Data items

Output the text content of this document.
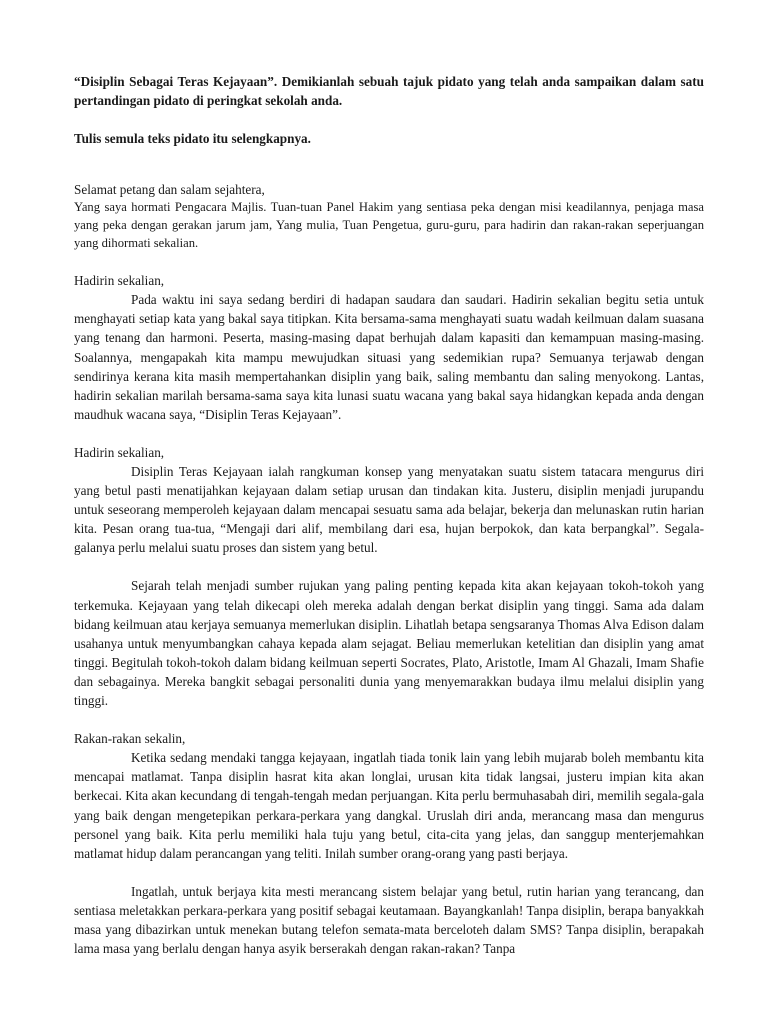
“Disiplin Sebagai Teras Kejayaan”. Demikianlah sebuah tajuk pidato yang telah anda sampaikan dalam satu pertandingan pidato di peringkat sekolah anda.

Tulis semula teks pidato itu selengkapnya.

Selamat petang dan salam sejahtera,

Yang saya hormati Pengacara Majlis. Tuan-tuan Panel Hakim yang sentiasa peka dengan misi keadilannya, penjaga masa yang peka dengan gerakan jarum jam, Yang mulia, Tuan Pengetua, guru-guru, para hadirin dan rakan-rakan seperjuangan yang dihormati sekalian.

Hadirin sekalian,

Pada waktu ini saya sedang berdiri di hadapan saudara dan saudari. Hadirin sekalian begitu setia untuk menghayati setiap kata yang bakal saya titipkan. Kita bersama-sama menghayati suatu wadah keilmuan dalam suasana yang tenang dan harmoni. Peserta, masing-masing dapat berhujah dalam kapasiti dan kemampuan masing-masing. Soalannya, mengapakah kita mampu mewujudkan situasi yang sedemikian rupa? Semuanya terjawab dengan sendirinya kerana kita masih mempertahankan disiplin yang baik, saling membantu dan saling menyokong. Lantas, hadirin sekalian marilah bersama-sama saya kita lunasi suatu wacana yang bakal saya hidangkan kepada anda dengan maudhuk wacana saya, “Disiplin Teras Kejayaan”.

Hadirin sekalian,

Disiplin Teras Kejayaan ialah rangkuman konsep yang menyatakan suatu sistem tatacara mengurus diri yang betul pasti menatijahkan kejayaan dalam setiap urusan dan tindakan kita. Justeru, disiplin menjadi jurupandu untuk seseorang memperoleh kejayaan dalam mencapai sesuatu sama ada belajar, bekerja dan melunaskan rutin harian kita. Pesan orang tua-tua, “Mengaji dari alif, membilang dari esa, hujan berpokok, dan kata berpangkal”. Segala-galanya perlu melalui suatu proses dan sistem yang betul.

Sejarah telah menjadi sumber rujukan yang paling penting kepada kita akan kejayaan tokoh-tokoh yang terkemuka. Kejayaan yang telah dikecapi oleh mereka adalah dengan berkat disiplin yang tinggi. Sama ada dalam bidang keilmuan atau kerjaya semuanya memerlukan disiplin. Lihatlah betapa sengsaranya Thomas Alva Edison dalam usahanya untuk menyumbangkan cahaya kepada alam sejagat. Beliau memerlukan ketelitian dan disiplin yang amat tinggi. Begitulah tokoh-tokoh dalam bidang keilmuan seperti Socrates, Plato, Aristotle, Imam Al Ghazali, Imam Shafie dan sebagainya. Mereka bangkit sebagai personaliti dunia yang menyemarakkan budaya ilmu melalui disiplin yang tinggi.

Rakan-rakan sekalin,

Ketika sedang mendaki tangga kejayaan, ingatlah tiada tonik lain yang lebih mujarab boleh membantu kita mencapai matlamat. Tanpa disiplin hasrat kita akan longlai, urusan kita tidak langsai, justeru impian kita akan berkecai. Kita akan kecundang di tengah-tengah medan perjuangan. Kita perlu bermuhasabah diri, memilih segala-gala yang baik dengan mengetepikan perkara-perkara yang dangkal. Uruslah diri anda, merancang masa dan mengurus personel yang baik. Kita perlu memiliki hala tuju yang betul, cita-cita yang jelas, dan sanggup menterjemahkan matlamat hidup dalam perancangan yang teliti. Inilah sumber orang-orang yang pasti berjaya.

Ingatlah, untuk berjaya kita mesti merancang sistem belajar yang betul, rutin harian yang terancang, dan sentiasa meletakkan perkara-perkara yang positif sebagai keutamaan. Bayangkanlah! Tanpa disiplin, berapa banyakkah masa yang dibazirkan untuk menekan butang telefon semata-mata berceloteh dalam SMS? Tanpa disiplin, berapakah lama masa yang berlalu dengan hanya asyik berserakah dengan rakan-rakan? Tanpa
==
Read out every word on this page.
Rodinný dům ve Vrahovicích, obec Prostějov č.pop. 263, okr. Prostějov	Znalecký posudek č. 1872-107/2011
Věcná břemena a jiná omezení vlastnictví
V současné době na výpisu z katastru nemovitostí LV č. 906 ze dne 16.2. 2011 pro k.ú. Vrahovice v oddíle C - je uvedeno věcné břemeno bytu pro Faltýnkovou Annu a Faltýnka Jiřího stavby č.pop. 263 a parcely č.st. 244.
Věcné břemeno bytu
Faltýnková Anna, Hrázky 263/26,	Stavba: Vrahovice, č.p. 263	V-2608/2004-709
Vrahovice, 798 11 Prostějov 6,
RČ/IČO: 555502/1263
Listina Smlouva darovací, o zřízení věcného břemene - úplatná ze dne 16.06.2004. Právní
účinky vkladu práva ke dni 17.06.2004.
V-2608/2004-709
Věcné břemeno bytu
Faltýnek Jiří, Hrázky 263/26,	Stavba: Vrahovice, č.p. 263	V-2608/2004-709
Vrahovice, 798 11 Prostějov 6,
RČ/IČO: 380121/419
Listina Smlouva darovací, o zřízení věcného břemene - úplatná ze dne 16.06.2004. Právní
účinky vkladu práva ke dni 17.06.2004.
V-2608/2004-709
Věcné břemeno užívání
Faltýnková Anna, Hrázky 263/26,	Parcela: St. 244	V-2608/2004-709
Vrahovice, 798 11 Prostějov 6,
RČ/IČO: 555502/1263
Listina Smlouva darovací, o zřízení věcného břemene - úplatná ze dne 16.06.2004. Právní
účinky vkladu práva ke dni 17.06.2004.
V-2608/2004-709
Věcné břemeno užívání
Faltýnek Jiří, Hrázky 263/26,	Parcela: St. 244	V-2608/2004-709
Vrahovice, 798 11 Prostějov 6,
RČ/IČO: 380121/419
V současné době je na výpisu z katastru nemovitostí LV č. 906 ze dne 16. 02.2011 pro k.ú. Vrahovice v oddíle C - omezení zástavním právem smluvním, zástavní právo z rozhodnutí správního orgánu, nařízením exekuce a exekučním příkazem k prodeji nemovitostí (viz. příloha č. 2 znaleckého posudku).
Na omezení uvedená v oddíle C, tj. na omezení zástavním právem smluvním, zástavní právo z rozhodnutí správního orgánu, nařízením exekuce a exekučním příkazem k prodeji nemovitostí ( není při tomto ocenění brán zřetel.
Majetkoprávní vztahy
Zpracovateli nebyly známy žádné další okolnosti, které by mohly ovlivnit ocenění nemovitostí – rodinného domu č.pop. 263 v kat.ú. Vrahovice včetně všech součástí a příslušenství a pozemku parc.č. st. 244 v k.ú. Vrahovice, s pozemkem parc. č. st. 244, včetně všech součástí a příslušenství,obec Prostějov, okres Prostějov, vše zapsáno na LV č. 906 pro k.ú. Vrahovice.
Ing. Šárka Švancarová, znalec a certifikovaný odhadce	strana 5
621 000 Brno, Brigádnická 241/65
==
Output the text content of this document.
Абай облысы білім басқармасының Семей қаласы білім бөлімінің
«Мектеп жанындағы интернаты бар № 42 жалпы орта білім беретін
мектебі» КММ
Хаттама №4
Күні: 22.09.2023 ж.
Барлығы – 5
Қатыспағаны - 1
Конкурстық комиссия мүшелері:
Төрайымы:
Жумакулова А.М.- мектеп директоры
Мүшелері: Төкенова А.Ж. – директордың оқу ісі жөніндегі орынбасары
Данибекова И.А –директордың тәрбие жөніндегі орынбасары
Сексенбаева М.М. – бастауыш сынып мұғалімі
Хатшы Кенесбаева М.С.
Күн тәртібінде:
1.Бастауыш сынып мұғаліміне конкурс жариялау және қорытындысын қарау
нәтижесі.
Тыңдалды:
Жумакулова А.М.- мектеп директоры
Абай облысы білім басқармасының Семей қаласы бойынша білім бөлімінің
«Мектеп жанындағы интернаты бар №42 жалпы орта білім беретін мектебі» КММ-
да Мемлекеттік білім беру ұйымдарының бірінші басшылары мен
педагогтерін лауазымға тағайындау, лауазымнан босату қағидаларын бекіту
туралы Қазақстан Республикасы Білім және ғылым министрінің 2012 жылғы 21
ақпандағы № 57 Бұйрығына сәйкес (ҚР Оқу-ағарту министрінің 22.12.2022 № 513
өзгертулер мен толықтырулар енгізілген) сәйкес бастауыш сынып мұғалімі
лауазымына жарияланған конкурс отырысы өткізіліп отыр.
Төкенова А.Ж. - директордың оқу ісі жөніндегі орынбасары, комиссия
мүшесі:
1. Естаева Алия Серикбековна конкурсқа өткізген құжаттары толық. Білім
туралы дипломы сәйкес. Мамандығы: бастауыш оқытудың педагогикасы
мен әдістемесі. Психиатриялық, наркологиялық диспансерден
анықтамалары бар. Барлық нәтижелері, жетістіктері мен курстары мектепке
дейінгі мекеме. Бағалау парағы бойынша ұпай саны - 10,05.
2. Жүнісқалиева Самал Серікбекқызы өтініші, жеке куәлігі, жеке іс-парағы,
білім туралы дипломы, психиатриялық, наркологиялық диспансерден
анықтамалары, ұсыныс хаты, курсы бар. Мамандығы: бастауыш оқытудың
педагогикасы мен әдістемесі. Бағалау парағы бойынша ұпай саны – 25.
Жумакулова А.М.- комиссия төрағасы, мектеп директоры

## PROBLEM DESCRIPTION
Write down every line of the data above that includes the string "қаласы".

## THE ANSWER
Абай облысы білім басқармасының Семей қаласы білім бөлімінің
Абай облысы білім басқармасының Семей қаласы бойынша білім бөлімінің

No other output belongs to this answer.